**Listed records**
-------

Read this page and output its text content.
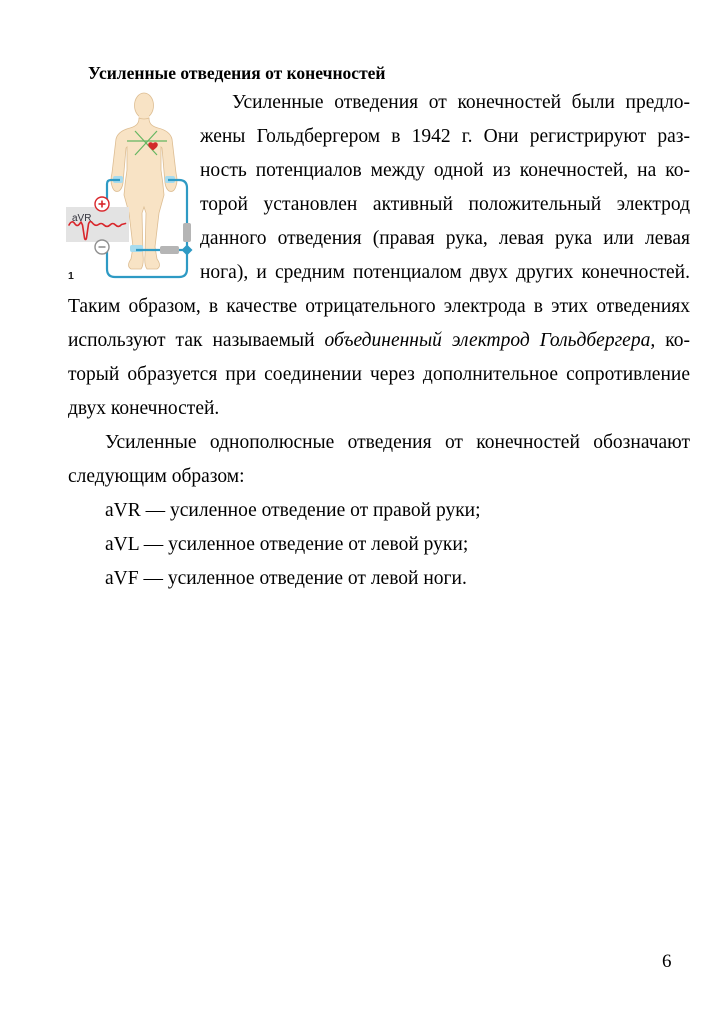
Усиленные отведения от конечностей
aVR
1
Усиленные отведения от конечностей были предло-
жены Гольдбергером в 1942 г. Они регистрируют раз-
ность потенциалов между одной из конечностей, на ко-
торой установлен активный положительный электрод
данного отведения (правая рука, левая рука или левая
нога), и средним потенциалом двух других конечностей.
Таким образом, в качестве отрицательного электрода в этих отведениях
используют так называемый объединенный электрод Гольдбергера, ко-
торый образуется при соединении через дополнительное сопротивление
двух конечностей.
Усиленные однополюсные отведения от конечностей обозначают
следующим образом:
aVR — усиленное отведение от правой руки;
aVL — усиленное отведение от левой руки;
aVF — усиленное отведение от левой ноги.
6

-------

**Work to complete**
Extract the entries in full, exactly as they are, minus the pictures.

**Final result**
Read this page and output its text content.
Усиленные отведения от конечностей
aVR
1
Усиленные отведения от конечностей были предло-
жены Гольдбергером в 1942 г. Они регистрируют раз-
ность потенциалов между одной из конечностей, на ко-
торой установлен активный положительный электрод
данного отведения (правая рука, левая рука или левая
нога), и средним потенциалом двух других конечностей.
Таким образом, в качестве отрицательного электрода в этих отведениях
используют так называемый объединенный электрод Гольдбергера, ко-
торый образуется при соединении через дополнительное сопротивление
двух конечностей.
Усиленные однополюсные отведения от конечностей обозначают
следующим образом:
aVR — усиленное отведение от правой руки;
aVL — усиленное отведение от левой руки;
aVF — усиленное отведение от левой ноги.
6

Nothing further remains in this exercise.